Records supplied

○ ○ ○ ○

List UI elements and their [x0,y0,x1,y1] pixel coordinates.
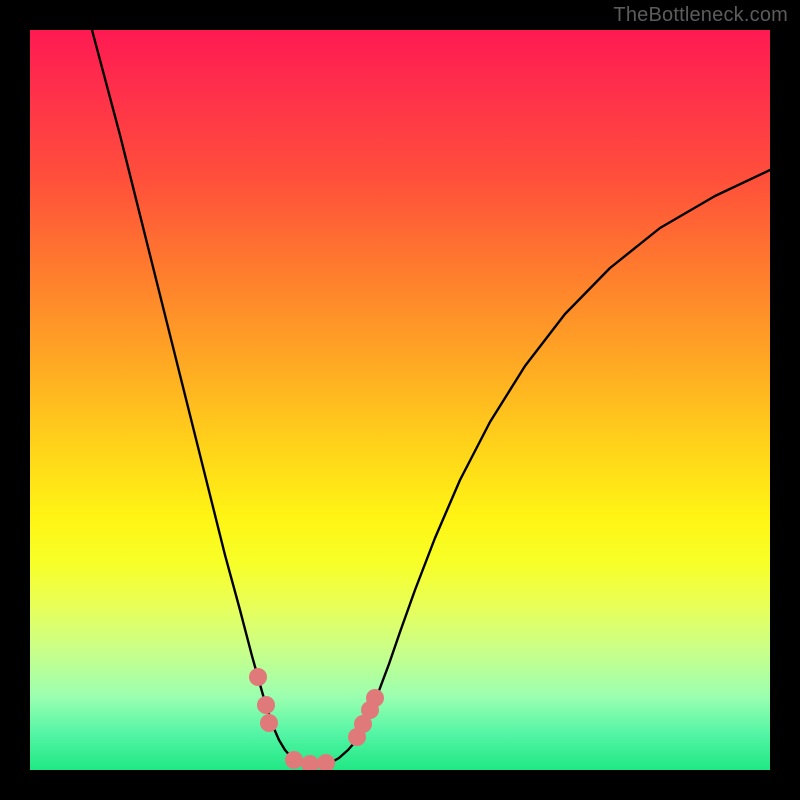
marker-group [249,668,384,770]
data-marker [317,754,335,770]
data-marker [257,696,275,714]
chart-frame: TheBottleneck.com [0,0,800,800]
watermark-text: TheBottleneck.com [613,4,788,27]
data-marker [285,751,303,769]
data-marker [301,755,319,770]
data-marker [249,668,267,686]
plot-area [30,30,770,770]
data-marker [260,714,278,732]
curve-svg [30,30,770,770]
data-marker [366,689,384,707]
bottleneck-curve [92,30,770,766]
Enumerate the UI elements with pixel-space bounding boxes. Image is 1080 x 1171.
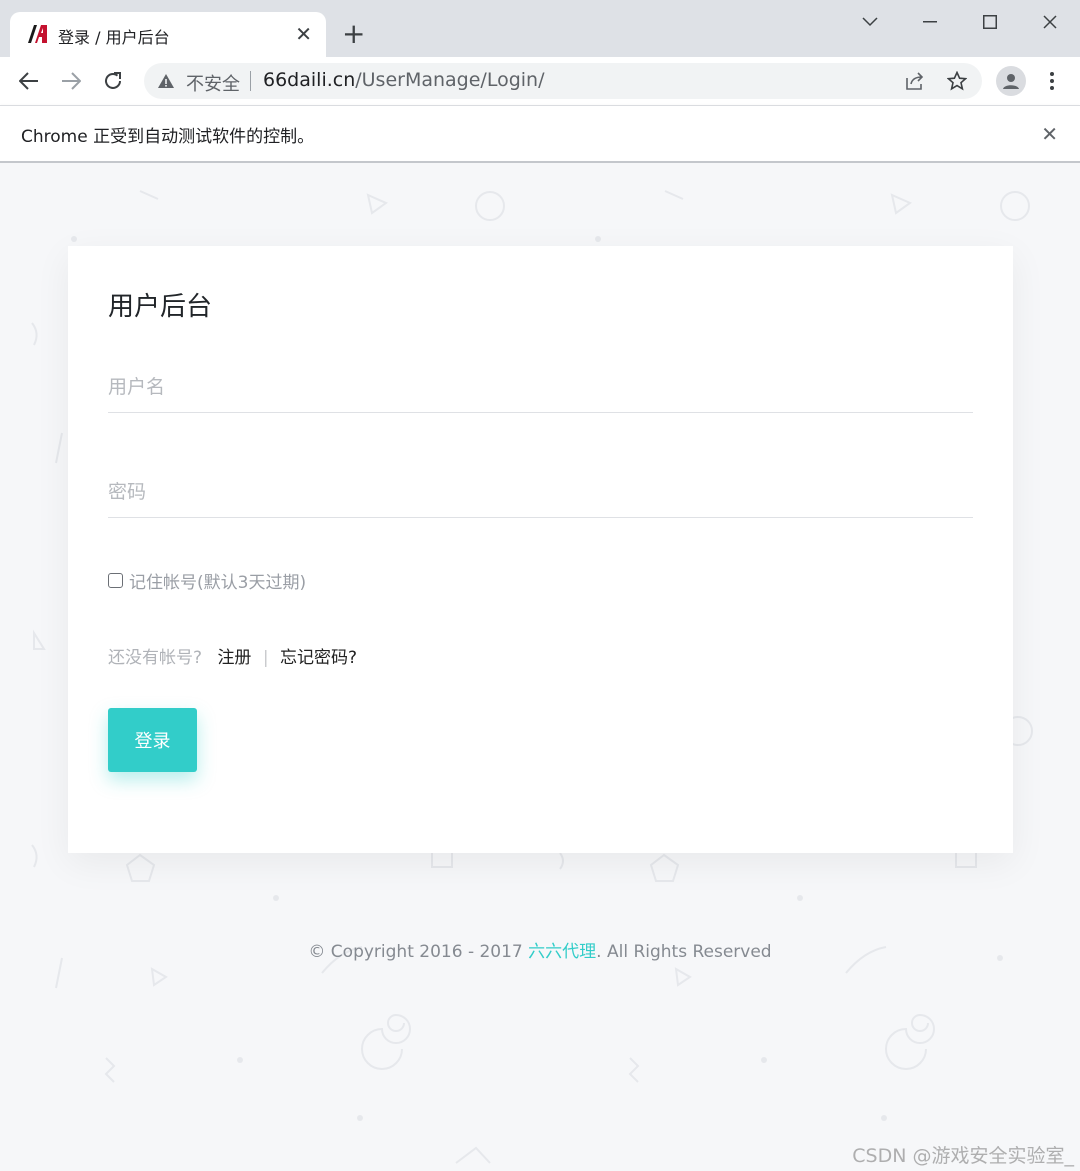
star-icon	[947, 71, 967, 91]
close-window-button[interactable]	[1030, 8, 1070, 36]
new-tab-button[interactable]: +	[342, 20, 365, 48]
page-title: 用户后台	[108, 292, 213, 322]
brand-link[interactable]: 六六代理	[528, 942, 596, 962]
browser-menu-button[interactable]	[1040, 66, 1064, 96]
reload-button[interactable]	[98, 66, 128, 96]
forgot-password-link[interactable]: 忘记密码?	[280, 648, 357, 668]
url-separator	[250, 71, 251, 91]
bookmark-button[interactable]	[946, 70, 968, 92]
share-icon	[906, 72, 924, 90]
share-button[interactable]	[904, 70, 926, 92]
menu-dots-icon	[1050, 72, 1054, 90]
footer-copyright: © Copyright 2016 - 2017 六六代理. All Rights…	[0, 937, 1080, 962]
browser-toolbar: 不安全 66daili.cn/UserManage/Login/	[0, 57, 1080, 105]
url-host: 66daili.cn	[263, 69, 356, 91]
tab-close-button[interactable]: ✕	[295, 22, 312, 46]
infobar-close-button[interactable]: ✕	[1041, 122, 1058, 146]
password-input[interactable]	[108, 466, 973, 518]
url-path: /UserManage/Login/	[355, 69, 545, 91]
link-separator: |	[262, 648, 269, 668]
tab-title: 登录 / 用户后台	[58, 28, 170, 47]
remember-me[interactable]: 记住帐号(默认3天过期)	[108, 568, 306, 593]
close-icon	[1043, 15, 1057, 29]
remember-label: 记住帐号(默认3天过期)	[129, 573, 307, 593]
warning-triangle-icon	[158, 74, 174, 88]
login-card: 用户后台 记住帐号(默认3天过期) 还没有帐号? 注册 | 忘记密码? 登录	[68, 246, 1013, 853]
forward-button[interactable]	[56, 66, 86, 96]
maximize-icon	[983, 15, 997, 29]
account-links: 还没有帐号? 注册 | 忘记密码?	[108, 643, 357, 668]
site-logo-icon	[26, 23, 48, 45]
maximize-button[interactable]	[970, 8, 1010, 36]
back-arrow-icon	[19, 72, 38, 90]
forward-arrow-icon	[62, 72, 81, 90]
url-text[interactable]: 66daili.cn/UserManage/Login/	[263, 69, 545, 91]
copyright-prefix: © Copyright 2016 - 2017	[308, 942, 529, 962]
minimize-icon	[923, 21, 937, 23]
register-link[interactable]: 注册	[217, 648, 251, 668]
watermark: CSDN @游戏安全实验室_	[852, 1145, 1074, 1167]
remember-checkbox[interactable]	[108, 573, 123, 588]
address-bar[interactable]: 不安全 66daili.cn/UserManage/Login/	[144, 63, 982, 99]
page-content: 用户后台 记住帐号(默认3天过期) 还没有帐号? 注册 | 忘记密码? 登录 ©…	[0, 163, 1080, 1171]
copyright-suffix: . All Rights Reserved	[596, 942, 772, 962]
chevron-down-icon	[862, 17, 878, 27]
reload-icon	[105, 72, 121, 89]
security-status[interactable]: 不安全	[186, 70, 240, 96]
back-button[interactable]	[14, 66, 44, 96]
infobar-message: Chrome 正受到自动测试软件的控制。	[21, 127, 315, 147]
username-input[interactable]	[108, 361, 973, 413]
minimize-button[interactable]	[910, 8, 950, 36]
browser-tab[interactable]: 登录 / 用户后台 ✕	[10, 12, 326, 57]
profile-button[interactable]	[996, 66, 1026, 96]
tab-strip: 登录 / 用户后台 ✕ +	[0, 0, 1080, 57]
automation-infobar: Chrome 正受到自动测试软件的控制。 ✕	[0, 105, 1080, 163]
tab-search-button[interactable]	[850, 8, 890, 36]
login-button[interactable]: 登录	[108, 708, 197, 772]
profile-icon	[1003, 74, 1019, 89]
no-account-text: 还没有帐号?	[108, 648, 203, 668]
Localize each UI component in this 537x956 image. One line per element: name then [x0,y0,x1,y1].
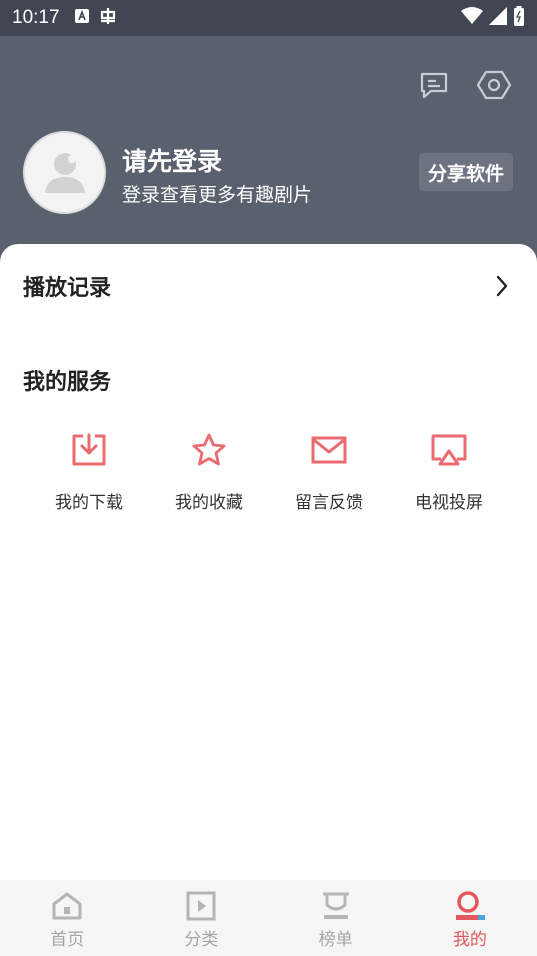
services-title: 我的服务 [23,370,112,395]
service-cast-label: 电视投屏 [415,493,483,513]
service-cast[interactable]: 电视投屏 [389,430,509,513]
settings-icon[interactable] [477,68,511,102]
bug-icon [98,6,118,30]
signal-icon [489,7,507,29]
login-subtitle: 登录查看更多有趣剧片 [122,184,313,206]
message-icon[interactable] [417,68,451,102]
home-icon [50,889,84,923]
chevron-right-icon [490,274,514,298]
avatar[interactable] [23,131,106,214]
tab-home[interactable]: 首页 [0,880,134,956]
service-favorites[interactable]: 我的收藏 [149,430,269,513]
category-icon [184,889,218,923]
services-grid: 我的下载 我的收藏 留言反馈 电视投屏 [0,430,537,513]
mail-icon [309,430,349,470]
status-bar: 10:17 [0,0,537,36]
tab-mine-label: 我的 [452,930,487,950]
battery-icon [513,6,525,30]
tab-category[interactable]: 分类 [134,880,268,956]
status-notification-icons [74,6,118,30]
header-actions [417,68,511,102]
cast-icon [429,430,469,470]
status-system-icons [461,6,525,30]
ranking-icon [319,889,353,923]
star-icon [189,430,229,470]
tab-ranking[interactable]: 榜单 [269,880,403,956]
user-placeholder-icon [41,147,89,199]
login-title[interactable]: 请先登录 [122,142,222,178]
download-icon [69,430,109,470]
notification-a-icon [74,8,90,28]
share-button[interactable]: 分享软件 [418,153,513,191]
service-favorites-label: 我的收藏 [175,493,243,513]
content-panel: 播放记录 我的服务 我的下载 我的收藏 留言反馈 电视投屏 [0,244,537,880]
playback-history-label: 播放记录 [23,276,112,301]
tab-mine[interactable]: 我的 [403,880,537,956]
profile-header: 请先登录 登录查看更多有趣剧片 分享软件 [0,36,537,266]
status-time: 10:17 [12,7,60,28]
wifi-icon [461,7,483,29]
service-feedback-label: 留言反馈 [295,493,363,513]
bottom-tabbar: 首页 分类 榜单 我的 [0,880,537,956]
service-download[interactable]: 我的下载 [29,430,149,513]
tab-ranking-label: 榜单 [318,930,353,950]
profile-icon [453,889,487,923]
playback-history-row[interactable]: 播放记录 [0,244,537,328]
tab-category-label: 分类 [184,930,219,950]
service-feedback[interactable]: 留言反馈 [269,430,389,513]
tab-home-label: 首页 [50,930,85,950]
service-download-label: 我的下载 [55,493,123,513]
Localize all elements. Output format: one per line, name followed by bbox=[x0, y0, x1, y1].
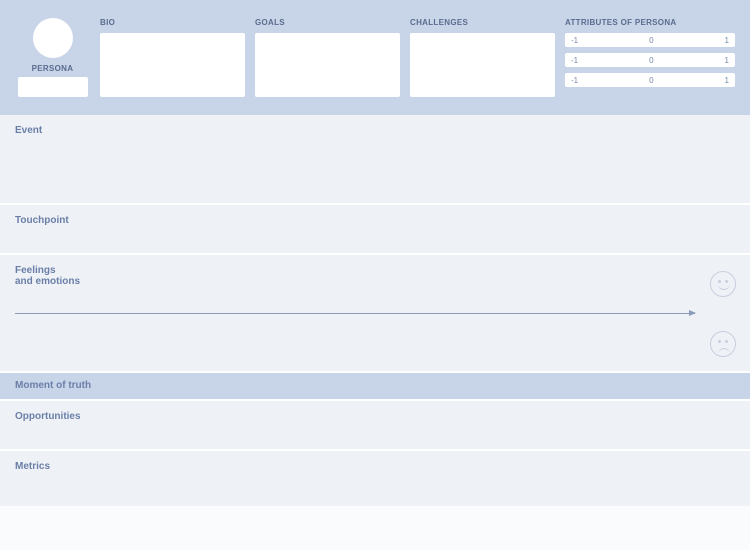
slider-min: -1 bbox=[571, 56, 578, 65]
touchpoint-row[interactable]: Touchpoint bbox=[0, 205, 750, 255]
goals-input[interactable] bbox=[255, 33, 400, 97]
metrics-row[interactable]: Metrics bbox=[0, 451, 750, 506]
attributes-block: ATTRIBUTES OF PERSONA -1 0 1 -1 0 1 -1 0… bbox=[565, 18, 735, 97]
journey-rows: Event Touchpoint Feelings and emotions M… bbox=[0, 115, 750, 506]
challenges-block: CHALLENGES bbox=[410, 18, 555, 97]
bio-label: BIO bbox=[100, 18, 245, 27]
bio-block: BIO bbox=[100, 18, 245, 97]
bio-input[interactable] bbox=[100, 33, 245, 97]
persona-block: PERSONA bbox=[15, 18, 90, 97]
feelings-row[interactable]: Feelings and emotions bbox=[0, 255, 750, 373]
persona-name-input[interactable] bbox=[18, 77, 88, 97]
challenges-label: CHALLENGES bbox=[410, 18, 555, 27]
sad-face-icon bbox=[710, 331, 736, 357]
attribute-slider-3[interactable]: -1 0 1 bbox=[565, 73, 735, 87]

○ ○ ○ ○

Task description
Rename "share" to "send" in the listing from the line with "71, 967, 91]" to the line with "57, 1080, 105]", and return only those lines, otherwise unchanged.

Answer
star-icon	[947, 71, 967, 91]
close-window-button[interactable]	[1030, 8, 1070, 36]
new-tab-button[interactable]: +	[342, 20, 365, 48]
page-title: 用户后台	[108, 292, 213, 322]
brand-link[interactable]: 六六代理	[528, 942, 596, 962]
browser-menu-button[interactable]	[1040, 66, 1064, 96]
reload-button[interactable]	[98, 66, 128, 96]
forgot-password-link[interactable]: 忘记密码?	[280, 648, 357, 668]
url-separator	[250, 71, 251, 91]
bookmark-button[interactable]	[946, 70, 968, 92]
send-icon	[906, 72, 924, 90]
send-button[interactable]	[904, 70, 926, 92]
menu-dots-icon	[1050, 72, 1054, 90]
footer-copyright: © Copyright 2016 - 2017 六六代理. All Rights…	[0, 937, 1080, 962]
browser-toolbar: 不安全 66daili.cn/UserManage/Login/	[0, 57, 1080, 105]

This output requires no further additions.